Rewrite the material from its first line through the line containing "node-dc1sybase[interactable]: DC1 Sybase", changing "Sybase Server" to "Database Server" and leaving everything else as it is.

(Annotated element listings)
START

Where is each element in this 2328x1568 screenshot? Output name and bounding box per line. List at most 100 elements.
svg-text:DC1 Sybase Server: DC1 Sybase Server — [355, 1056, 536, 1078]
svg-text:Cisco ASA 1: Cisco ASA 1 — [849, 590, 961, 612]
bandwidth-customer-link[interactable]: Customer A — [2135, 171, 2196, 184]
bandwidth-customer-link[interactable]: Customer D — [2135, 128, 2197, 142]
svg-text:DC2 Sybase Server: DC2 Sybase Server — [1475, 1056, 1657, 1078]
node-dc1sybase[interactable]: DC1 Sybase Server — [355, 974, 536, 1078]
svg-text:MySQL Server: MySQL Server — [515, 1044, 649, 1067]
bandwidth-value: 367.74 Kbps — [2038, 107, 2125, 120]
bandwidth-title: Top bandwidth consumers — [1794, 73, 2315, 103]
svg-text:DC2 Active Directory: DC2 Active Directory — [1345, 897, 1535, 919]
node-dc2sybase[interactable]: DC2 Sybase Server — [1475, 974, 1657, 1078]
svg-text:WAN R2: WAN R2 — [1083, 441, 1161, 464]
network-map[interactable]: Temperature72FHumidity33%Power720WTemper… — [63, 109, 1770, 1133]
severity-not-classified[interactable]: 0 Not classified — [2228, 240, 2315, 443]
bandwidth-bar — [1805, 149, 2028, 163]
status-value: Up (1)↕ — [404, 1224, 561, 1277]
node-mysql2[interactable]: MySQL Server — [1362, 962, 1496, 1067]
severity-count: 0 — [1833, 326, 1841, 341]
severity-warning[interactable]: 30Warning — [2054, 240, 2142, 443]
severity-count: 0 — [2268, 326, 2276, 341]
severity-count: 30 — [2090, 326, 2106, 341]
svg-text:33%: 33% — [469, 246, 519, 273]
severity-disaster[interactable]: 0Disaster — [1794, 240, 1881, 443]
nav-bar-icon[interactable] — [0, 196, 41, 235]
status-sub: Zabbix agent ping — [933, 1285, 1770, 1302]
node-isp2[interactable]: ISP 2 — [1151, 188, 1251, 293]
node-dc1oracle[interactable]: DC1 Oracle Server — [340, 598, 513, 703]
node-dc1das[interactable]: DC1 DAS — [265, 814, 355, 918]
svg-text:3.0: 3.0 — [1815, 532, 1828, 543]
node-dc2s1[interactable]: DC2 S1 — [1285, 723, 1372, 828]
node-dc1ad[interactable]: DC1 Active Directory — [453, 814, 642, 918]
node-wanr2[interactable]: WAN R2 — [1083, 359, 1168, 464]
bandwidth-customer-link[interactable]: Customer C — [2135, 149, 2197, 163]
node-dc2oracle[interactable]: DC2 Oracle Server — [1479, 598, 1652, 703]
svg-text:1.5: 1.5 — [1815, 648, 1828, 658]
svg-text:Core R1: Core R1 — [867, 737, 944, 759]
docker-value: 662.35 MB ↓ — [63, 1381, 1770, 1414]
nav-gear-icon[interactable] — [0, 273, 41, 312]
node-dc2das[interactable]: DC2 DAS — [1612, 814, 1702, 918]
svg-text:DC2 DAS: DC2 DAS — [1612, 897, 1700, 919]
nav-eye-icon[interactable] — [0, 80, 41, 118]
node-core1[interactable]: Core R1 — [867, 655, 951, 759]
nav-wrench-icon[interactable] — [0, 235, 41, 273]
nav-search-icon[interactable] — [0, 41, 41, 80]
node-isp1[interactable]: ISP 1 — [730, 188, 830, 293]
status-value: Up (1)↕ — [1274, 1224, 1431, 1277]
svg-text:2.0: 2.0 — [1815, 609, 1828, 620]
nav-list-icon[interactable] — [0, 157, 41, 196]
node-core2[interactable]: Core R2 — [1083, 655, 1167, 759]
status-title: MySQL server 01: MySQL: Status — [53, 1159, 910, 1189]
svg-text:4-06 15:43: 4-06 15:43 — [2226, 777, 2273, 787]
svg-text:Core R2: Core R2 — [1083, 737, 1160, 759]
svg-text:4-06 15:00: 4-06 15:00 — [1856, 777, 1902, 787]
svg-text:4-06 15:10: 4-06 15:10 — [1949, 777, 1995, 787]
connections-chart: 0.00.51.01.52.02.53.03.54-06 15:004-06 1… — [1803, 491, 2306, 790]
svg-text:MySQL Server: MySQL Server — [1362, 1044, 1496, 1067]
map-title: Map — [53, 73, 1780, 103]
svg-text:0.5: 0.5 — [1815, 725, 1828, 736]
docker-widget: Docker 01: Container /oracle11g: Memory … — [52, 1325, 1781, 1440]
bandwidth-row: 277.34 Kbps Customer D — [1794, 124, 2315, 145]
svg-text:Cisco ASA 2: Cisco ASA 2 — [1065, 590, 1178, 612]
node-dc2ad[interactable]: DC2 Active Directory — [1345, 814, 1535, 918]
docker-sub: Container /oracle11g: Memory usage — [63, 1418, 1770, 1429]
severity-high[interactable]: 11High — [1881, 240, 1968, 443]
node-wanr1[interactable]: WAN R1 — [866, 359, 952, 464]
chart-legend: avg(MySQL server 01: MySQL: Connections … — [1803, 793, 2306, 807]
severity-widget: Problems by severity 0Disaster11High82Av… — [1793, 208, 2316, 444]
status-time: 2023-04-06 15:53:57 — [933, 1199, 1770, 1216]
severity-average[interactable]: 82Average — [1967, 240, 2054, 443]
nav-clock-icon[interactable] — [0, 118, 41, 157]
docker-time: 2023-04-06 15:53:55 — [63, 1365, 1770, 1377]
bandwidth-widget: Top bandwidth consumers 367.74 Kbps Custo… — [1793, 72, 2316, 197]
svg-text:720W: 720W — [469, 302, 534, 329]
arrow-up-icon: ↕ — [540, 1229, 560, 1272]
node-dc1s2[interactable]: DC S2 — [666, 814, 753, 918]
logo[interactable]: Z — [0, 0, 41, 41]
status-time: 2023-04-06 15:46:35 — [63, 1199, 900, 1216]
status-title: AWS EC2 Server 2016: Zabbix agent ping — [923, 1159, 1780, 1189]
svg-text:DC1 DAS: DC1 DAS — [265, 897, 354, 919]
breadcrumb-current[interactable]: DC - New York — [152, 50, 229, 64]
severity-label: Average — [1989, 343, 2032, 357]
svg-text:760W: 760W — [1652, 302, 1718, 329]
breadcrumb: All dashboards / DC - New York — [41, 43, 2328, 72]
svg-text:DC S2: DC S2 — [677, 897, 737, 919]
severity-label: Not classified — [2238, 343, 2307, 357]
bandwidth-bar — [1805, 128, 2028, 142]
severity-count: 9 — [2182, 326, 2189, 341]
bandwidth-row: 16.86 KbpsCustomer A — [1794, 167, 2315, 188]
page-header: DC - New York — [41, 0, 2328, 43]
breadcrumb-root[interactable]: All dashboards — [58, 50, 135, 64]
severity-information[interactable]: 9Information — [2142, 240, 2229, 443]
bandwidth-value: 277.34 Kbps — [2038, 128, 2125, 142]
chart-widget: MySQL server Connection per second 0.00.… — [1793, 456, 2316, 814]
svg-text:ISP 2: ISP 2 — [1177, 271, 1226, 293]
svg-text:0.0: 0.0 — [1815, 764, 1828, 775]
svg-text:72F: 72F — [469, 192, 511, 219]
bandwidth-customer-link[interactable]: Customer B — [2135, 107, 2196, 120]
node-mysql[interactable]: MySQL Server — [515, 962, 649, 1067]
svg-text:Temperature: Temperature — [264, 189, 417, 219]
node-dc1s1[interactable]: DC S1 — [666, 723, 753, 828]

END

▶ [SOLUTION TO THIS TASK]:
Where is each element in this 2328x1568 screenshot? Output name and bounding box per line. List at most 100 elements.
svg-text:DC1 Database Server: DC1 Database Server — [355, 1056, 536, 1078]
svg-text:Cisco ASA 1: Cisco ASA 1 — [849, 590, 961, 612]
bandwidth-customer-link[interactable]: Customer A — [2135, 171, 2196, 184]
bandwidth-customer-link[interactable]: Customer D — [2135, 128, 2197, 142]
svg-text:DC2 Database Server: DC2 Database Server — [1475, 1056, 1657, 1078]
node-dc1sybase[interactable]: DC1 Database Server — [355, 974, 536, 1078]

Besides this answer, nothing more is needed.